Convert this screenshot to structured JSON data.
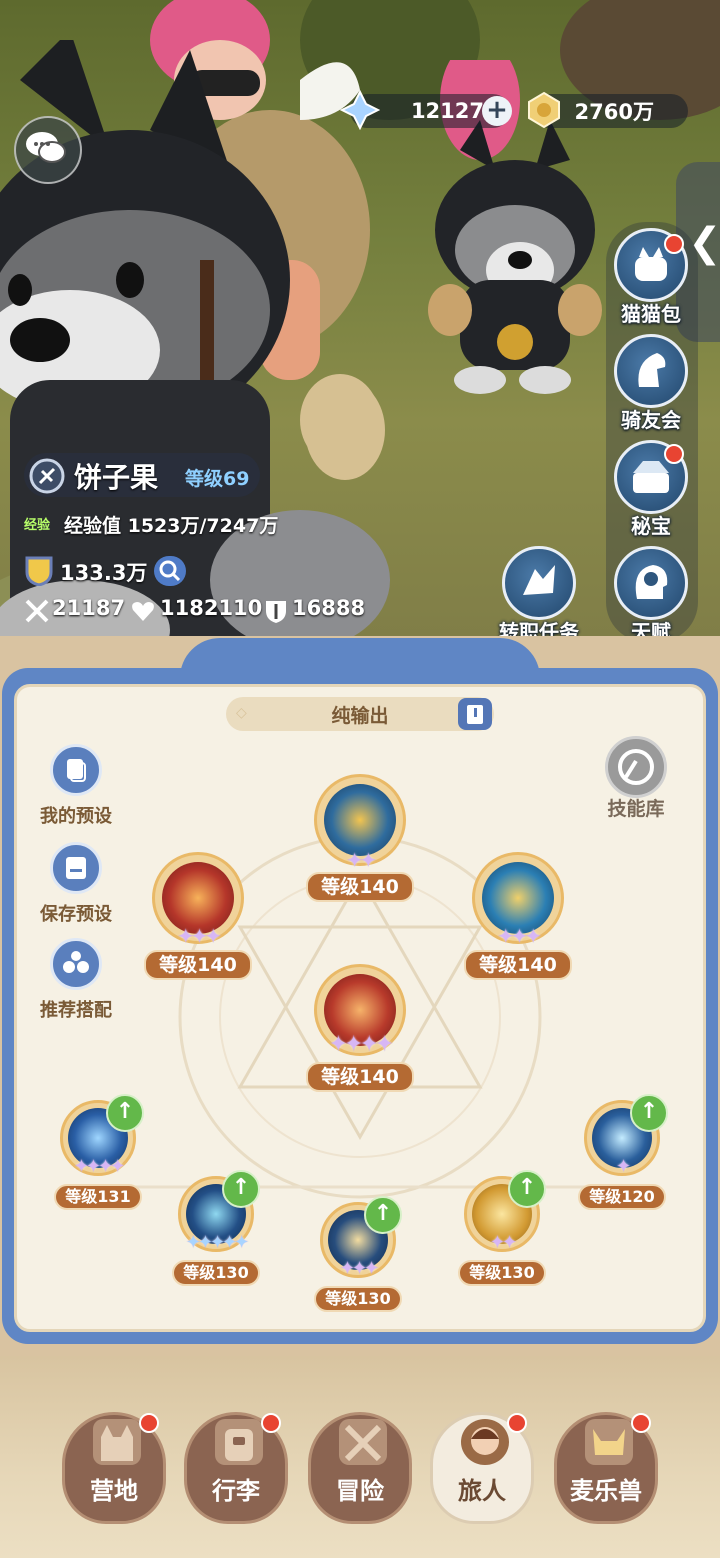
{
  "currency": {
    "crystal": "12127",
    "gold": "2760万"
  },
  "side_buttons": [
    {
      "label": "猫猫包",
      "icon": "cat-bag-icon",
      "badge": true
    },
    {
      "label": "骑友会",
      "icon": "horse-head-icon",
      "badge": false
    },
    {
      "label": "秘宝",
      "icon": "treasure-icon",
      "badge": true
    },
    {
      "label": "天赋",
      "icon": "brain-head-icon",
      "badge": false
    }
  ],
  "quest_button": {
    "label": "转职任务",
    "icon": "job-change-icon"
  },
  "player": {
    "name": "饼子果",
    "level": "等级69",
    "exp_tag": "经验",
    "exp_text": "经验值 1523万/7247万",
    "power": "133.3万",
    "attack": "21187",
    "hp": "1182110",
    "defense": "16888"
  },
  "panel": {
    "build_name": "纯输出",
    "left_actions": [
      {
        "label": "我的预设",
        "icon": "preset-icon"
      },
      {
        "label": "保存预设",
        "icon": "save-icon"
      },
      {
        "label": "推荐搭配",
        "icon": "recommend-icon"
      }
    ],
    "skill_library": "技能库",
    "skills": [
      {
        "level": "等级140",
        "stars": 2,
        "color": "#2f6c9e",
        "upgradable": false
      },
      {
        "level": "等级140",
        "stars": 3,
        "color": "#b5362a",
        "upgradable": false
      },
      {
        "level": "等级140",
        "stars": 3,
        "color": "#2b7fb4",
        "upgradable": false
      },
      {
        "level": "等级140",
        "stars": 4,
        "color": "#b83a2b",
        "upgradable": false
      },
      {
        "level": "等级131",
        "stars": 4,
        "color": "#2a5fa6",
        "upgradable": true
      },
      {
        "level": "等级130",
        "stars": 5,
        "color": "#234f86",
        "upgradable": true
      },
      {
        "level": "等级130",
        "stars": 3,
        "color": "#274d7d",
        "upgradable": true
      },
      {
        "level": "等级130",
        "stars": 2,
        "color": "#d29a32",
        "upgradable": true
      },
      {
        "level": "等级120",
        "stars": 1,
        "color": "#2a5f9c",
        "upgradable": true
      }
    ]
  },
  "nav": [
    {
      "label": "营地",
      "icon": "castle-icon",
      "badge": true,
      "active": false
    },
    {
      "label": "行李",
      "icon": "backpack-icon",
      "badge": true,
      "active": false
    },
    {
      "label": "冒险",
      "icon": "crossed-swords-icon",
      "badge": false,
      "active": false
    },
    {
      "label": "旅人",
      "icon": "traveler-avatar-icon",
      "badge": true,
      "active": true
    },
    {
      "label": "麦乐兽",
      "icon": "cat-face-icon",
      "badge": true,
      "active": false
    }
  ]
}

☆ ☆ ☆ ☆

=== Exercise aim ===
From the entries above, copy out every line where the string "color" appears.

=== Response to the exercise ===
        "color": "#2f6c9e",
        "color": "#b5362a",
        "color": "#2b7fb4",
        "color": "#b83a2b",
        "color": "#2a5fa6",
        "color": "#234f86",
        "color": "#274d7d",
        "color": "#d29a32",
        "color": "#2a5f9c",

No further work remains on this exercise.